▶ Document section:
Scan by TokioHotel-Info
Translation by BTKTwinsArchive
IT'S BEEN HARD WORK
Whether you want them to or not: Tokio Hotel are back - and they're here to stay. Identical twins Tom and Bill Kaulitz talk about their "Realschulabschluss", casting shows, drugs and AC/DC.
It's been quiet around Tokio Hotel for a long time. It's been more than seven years since their single "Monsoon" filled pre- and hard pubescing teenage girls with unprecedented ecstasy while forcing columnists to make marvelling analysis. Bill Kaulitz, androgynous and crazy-haired and his ten minute older identical twin Tom became the posterboys of German children's rooms at age 15 and sold millions of records. In recent years though, it's been quiet around the Kaulitz twins, who moved to Los Angeles. Now, at age 23, the twins return as jurors in RTL's "Deutschland sucht den Superstar" (DSDS) show. Shooting happens in Bad Driburg, located in the westphalian wastelands, inside an upper class hotel with a multi-storey car park. In front of the conference room's windows, a few got long in the tooth fans stand around, at least 17 or 18 years old. Insider, the old teen star dilemma joins us at the table: The boys are too old to be cuddled, too young to command respect. You neither want to pull their leg nor put them on your lap.
SZ: It's been a long time since we last heard from Tokio Hotel
Bill: I think the break felt even longer for the German public than it really was. After our last album we went on a big tour of South America and Japan, after that we just wanted to live a little.
SZ: What does "just living a little" entail for somebody who's been living in a state of emergency since the age of 15?
Bill: We spent a lot of time with our family. And with our four dogs.
Tom: It was a big change for us. Being on tour with the band, we've got a huge team and I can call on them for everything I need at any given moment. Now I have to take care of things myself and that includes stuff I've never had to deal with by myself before. I've had some overwhelming situations, but I wouldn't have wanted it any other way.
SZ: For example?
Tom: I don't know, for example I went to apply for my california driver's licence in Los Angeles. I thought to myself: Huh, you've got to wait in some shitty line for such a long time? You just stand around for a whole day to give them your photo?
SZ: Los Angeles is now your permanent residence?
Bill: We spend a lot of time in the U.S., because we've been working a lot on our new record the past 2 years and also can get some privacy. But we also got a residence in Germany and some of our recording sessions also take place here. The two other boys still live in Germany.
Besides Bill and Tom Tokio Hotel consists of two other - publicly neglected - members who fit with them like leafs around flowers and whose names and instruments (bass player Georg and drummer Gustav) are mostly put in brackets when Tokio Hotel is covered in the press. While the twins were in the U.S. those two had to put down the rumours about the band's demise.

▶ Given entries:
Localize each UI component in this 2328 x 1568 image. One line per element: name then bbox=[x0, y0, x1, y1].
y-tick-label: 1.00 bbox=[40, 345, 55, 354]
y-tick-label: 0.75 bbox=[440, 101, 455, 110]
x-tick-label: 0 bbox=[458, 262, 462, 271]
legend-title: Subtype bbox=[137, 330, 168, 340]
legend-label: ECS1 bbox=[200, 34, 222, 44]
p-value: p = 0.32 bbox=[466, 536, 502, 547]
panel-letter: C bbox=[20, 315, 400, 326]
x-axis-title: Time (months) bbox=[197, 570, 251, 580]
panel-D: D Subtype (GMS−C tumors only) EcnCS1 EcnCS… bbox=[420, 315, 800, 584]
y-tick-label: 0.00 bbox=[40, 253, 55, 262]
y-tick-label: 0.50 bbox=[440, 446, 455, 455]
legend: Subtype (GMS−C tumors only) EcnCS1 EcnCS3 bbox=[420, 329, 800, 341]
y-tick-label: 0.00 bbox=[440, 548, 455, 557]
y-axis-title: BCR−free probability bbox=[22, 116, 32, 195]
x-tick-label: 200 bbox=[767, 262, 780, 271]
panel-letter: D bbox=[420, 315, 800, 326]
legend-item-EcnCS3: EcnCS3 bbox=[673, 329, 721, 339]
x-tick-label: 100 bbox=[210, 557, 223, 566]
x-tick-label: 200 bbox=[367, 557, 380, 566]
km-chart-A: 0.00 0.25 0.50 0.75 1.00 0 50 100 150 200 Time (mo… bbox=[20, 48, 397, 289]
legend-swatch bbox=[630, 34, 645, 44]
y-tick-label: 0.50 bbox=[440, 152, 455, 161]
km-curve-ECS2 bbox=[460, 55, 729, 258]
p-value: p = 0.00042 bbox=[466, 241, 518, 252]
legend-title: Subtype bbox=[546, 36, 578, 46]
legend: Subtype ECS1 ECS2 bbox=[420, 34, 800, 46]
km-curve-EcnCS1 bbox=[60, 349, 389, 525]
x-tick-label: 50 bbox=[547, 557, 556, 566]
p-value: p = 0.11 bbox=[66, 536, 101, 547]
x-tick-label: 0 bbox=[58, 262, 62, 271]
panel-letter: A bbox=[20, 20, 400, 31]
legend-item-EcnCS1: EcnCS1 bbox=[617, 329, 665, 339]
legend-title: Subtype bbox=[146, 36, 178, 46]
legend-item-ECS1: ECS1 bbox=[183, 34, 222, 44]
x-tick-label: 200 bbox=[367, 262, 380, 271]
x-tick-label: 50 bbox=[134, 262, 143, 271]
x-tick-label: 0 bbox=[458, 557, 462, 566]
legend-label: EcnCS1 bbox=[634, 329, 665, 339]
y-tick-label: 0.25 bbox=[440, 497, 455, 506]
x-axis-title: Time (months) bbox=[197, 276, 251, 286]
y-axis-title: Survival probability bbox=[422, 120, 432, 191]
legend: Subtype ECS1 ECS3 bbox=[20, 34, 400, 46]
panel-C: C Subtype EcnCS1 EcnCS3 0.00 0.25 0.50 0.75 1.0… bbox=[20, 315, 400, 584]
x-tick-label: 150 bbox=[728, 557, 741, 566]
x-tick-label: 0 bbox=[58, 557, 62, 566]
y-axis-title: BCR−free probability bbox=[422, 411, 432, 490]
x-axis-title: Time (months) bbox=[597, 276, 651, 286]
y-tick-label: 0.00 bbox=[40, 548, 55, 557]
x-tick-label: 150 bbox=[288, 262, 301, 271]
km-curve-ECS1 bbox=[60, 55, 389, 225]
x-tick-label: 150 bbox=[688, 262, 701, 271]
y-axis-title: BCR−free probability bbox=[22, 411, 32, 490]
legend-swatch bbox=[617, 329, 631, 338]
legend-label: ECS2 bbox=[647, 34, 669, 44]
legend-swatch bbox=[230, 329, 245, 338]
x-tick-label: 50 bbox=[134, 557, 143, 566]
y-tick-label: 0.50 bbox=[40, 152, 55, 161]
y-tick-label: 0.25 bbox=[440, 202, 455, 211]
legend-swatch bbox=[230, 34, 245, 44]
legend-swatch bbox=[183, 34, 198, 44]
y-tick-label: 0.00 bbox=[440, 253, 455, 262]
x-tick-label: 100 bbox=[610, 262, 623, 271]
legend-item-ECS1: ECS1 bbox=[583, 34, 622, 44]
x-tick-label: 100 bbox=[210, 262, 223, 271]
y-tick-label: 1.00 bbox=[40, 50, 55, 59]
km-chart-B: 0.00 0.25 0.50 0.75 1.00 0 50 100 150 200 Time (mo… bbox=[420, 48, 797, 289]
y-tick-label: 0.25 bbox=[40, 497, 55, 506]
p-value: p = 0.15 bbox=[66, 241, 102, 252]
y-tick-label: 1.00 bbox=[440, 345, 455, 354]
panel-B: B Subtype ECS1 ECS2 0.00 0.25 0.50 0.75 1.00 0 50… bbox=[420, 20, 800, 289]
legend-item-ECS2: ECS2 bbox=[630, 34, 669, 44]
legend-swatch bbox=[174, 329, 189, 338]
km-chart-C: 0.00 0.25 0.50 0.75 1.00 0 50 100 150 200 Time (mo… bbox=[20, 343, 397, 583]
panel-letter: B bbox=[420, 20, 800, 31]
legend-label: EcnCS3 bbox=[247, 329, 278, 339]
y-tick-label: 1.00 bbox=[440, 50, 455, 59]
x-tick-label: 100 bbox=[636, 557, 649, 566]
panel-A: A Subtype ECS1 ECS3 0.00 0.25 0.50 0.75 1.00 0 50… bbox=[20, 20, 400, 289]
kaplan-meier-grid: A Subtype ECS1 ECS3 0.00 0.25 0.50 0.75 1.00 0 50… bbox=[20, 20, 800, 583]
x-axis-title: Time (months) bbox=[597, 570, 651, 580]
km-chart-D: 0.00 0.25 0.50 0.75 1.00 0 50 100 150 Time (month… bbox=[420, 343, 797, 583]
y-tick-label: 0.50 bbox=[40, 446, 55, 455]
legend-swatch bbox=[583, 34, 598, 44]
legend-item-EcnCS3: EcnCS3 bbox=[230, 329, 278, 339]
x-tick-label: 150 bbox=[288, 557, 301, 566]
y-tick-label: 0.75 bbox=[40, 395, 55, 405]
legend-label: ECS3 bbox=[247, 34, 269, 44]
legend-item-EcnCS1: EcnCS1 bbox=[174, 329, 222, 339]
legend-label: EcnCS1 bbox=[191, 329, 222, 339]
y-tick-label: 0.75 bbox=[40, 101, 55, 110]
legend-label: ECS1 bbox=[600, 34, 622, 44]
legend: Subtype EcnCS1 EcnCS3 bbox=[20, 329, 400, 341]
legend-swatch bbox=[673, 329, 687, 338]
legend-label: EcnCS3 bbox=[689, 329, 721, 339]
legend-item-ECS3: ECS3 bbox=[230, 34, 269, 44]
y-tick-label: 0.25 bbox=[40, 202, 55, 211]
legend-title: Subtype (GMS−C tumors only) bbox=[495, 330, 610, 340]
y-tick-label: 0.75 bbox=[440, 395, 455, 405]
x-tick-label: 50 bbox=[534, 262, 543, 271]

▶ Exercise:
Write the next part of the Tokio Hotel interview, picking up after its last sentence.

▶ Answer to this problem:
SZ: After the long break, do you feel the pressure even more than before?
Bill: Our second album probably was the worst. We started out with a No.#1 single, followed by a No.#1 album. When that was over, we were used to permanent success. Everything after had to be worse. The press was only waiting for us to fail at being No.#1 immediately again. And to start writing that now, everything's over.
SZ: Most of your early fans are now grown up and listen to different music. Isn't that a problem?
Bill: There's nothing we can do about that. But we don't sit around in the studio thinking that there's noone left to please. Is this supposed to be enjoyed by 15 year old girls or a 46 year old woman?
Tom: I watched an AC/DC Show on TV yesterday. Look at the crowd there, it's totally mixed up. There are the ones that already were fans when Bon Scott was still singing and right next to them is someone who just discovered them by listening to the "Iron Man" soundtrack. That's how i would like it to be.
SZ: But you're not AC/DC. They worked for several decades to get to the top, you got there over night.
Tom: Of course, but that happened to other bands that managed to stay successful too. Depeche Mode were called a boyband in the beginning, totally uncool for boys to listen to. Today almost nobody even remembers that.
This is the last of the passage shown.